=== DATASET ENTRIES ===

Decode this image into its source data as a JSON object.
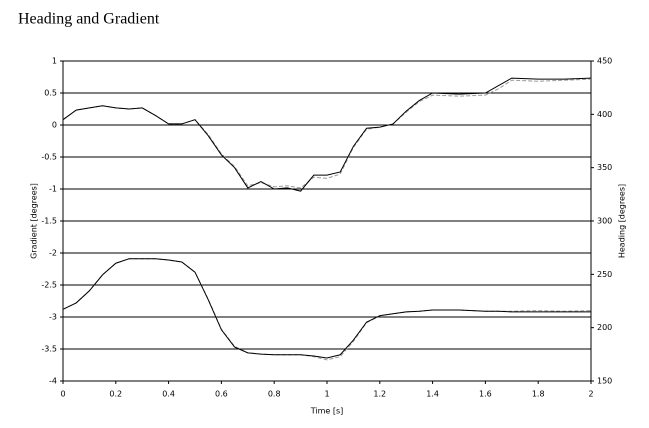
{
  "chart_data": {
    "type": "line",
    "title": "Heading and Gradient",
    "xlabel": "Time [s]",
    "ylabel": "Gradient [degrees]",
    "y2label": "Heading [degrees]",
    "x": [
      0,
      0.05,
      0.1,
      0.15,
      0.2,
      0.25,
      0.3,
      0.35,
      0.4,
      0.45,
      0.5,
      0.55,
      0.6,
      0.65,
      0.7,
      0.75,
      0.8,
      0.85,
      0.9,
      0.95,
      1.0,
      1.05,
      1.1,
      1.15,
      1.2,
      1.25,
      1.3,
      1.35,
      1.4,
      1.5,
      1.6,
      1.65,
      1.7,
      1.8,
      1.9,
      2.0
    ],
    "series": [
      {
        "color": "#999999",
        "dashed": true,
        "axis": "y2",
        "values": [
          395,
          404,
          406,
          408,
          406,
          405,
          406,
          399,
          391,
          391,
          395,
          381,
          363,
          351,
          333,
          336,
          332,
          333,
          331,
          341,
          340,
          344,
          369,
          386,
          388,
          391,
          402,
          412,
          418,
          417,
          418,
          424,
          432,
          431,
          432,
          433
        ]
      },
      {
        "color": "#000000",
        "dashed": false,
        "axis": "y2",
        "values": [
          395,
          404,
          406,
          408,
          406,
          405,
          406,
          399,
          391,
          391,
          395,
          380,
          362,
          350,
          331,
          337,
          330,
          331,
          328,
          343,
          343,
          346,
          370,
          387,
          388,
          391,
          403,
          413,
          420,
          419,
          420,
          427,
          434,
          433,
          433,
          434
        ]
      },
      {
        "color": "#999999",
        "dashed": true,
        "values": [
          -2.88,
          -2.78,
          -2.59,
          -2.34,
          -2.16,
          -2.09,
          -2.09,
          -2.09,
          -2.11,
          -2.14,
          -2.3,
          -2.72,
          -3.19,
          -3.46,
          -3.56,
          -3.58,
          -3.59,
          -3.59,
          -3.59,
          -3.62,
          -3.67,
          -3.62,
          -3.38,
          -3.09,
          -2.98,
          -2.95,
          -2.92,
          -2.91,
          -2.89,
          -2.89,
          -2.91,
          -2.91,
          -2.91,
          -2.9,
          -2.91,
          -2.9
        ]
      },
      {
        "color": "#000000",
        "dashed": false,
        "values": [
          -2.88,
          -2.78,
          -2.59,
          -2.34,
          -2.16,
          -2.09,
          -2.09,
          -2.09,
          -2.11,
          -2.14,
          -2.3,
          -2.73,
          -3.2,
          -3.47,
          -3.56,
          -3.58,
          -3.59,
          -3.59,
          -3.59,
          -3.61,
          -3.64,
          -3.59,
          -3.36,
          -3.08,
          -2.98,
          -2.95,
          -2.92,
          -2.91,
          -2.89,
          -2.89,
          -2.91,
          -2.91,
          -2.92,
          -2.92,
          -2.92,
          -2.92
        ]
      }
    ],
    "xlim": [
      0,
      2
    ],
    "xticks": [
      0,
      0.2,
      0.4,
      0.6,
      0.8,
      1,
      1.2,
      1.4,
      1.6,
      1.8,
      2
    ],
    "ylim": [
      -4,
      1
    ],
    "yticks": [
      -4,
      -3.5,
      -3,
      -2.5,
      -2,
      -1.5,
      -1,
      -0.5,
      0,
      0.5,
      1
    ],
    "y2lim": [
      150,
      450
    ],
    "y2ticks": [
      150,
      200,
      250,
      300,
      350,
      400,
      450
    ],
    "grid": true
  }
}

===

**WHAT IS REQUIRED:**
Restate the whole listing above exactly, except for its images.

**EXERCISE RESPONSE:**
Decode this image into its source data as a JSON object.
{
  "chart_data": {
    "type": "line",
    "title": "Heading and Gradient",
    "xlabel": "Time [s]",
    "ylabel": "Gradient [degrees]",
    "y2label": "Heading [degrees]",
    "x": [
      0,
      0.05,
      0.1,
      0.15,
      0.2,
      0.25,
      0.3,
      0.35,
      0.4,
      0.45,
      0.5,
      0.55,
      0.6,
      0.65,
      0.7,
      0.75,
      0.8,
      0.85,
      0.9,
      0.95,
      1.0,
      1.05,
      1.1,
      1.15,
      1.2,
      1.25,
      1.3,
      1.35,
      1.4,
      1.5,
      1.6,
      1.65,
      1.7,
      1.8,
      1.9,
      2.0
    ],
    "series": [
      {
        "color": "#999999",
        "dashed": true,
        "axis": "y2",
        "values": [
          395,
          404,
          406,
          408,
          406,
          405,
          406,
          399,
          391,
          391,
          395,
          381,
          363,
          351,
          333,
          336,
          332,
          333,
          331,
          341,
          340,
          344,
          369,
          386,
          388,
          391,
          402,
          412,
          418,
          417,
          418,
          424,
          432,
          431,
          432,
          433
        ]
      },
      {
        "color": "#000000",
        "dashed": false,
        "axis": "y2",
        "values": [
          395,
          404,
          406,
          408,
          406,
          405,
          406,
          399,
          391,
          391,
          395,
          380,
          362,
          350,
          331,
          337,
          330,
          331,
          328,
          343,
          343,
          346,
          370,
          387,
          388,
          391,
          403,
          413,
          420,
          419,
          420,
          427,
          434,
          433,
          433,
          434
        ]
      },
      {
        "color": "#999999",
        "dashed": true,
        "values": [
          -2.88,
          -2.78,
          -2.59,
          -2.34,
          -2.16,
          -2.09,
          -2.09,
          -2.09,
          -2.11,
          -2.14,
          -2.3,
          -2.72,
          -3.19,
          -3.46,
          -3.56,
          -3.58,
          -3.59,
          -3.59,
          -3.59,
          -3.62,
          -3.67,
          -3.62,
          -3.38,
          -3.09,
          -2.98,
          -2.95,
          -2.92,
          -2.91,
          -2.89,
          -2.89,
          -2.91,
          -2.91,
          -2.91,
          -2.9,
          -2.91,
          -2.9
        ]
      },
      {
        "color": "#000000",
        "dashed": false,
        "values": [
          -2.88,
          -2.78,
          -2.59,
          -2.34,
          -2.16,
          -2.09,
          -2.09,
          -2.09,
          -2.11,
          -2.14,
          -2.3,
          -2.73,
          -3.2,
          -3.47,
          -3.56,
          -3.58,
          -3.59,
          -3.59,
          -3.59,
          -3.61,
          -3.64,
          -3.59,
          -3.36,
          -3.08,
          -2.98,
          -2.95,
          -2.92,
          -2.91,
          -2.89,
          -2.89,
          -2.91,
          -2.91,
          -2.92,
          -2.92,
          -2.92,
          -2.92
        ]
      }
    ],
    "xlim": [
      0,
      2
    ],
    "xticks": [
      0,
      0.2,
      0.4,
      0.6,
      0.8,
      1,
      1.2,
      1.4,
      1.6,
      1.8,
      2
    ],
    "ylim": [
      -4,
      1
    ],
    "yticks": [
      -4,
      -3.5,
      -3,
      -2.5,
      -2,
      -1.5,
      -1,
      -0.5,
      0,
      0.5,
      1
    ],
    "y2lim": [
      150,
      450
    ],
    "y2ticks": [
      150,
      200,
      250,
      300,
      350,
      400,
      450
    ],
    "grid": true
  }
}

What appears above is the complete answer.